GEGEBENER TEXT
Zur Generalprobe empfing der Club am Freitag niemand Geringeren als Juventus Turin. Und auch wenn die Italiener in der Vorbereitung noch nicht so weit sind und nicht mit der ersten Garde antraten, war der 3:0-Erfolg schon ein Ausrufezeichen.

Stärken & Schwächen

Mit Can Uzun hat der 1. FC Nürnberg seinen Unterschiedsspieler verloren, doch im Abschied des türkischen Jung-Nationalspielers liegt auch eine Chance. Der Club, dessen 43 Treffer in der vergangenen Saison eine sehr mäßige Ausbeute waren, sollte ohne Uzun weniger leicht ausrechenbar sein. Zugleich lässt die personelle Neuaufstellung in der Offensive generell auf einen Zuwachs an Torgefahr hoffen, ebenso die Arbeit von Klose, unter dessen Leitung der FCN in der Vorbereitung offensiv deutlich klarer wirkte.

Auf der anderen Seite wurden die 64 Nürnberger Gegentreffer 2023/24 nur vom abgestiegenen VfL Osnabrück überboten. Auch in dieser Hinsicht versprechen die Kaderveränderungen, insbesondere natürlich die Verpflichtung des erfahrenen Abwehrchefs Knoche, Besserung. Abzuwarten bleibt allerdings, ob Schlussmann Reichert in seiner ersten Saison als Nummer eins die Erwartungen erfüllen kann.

ZUR AUFGABE
Zitiere bitte aus dem Text über den 1. FC Nürnberg wörtlich die Passage, die mit „Mit Can Uzun“ beginnt und mit „deutlich klarer wirkte.“ endet.

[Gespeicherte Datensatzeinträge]

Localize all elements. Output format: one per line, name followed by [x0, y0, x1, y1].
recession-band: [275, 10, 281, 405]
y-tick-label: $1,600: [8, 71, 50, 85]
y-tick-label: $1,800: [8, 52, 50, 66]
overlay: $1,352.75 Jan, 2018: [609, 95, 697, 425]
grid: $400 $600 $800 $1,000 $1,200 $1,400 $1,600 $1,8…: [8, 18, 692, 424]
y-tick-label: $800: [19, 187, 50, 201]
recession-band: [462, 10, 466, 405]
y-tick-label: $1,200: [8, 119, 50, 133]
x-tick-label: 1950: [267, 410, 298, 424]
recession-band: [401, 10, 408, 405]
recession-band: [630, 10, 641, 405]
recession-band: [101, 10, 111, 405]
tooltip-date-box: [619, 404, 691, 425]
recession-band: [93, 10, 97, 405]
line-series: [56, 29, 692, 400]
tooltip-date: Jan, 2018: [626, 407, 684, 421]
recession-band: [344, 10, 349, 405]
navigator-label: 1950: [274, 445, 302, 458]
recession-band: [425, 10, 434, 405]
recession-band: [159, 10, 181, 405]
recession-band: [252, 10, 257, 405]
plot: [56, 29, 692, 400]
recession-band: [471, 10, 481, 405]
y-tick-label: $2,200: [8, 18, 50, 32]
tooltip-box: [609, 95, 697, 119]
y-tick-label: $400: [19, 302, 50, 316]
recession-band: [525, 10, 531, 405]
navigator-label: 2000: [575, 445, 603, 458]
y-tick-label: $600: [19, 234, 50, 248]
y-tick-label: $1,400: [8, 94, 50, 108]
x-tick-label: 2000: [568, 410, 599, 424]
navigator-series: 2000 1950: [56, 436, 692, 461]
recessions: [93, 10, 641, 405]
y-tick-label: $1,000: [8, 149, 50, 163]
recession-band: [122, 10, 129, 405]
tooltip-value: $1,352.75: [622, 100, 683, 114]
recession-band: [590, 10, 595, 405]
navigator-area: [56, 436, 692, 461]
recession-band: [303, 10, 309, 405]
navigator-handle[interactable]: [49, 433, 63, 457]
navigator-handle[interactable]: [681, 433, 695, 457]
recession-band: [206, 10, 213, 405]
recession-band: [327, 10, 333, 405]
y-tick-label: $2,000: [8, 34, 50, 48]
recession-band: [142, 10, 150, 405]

GELÖSTE AUFGABE
Mit Can Uzun hat der 1. FC Nürnberg seinen Unterschiedsspieler verloren, doch im Abschied des türkischen Jung-Nationalspielers liegt auch eine Chance. Der Club, dessen 43 Treffer in der vergangenen Saison eine sehr mäßige Ausbeute waren, sollte ohne Uzun weniger leicht ausrechenbar sein. Zugleich lässt die personelle Neuaufstellung in der Offensive generell auf einen Zuwachs an Torgefahr hoffen, ebenso die Arbeit von Klose, unter dessen Leitung der FCN in der Vorbereitung offensiv deutlich klarer wirkte.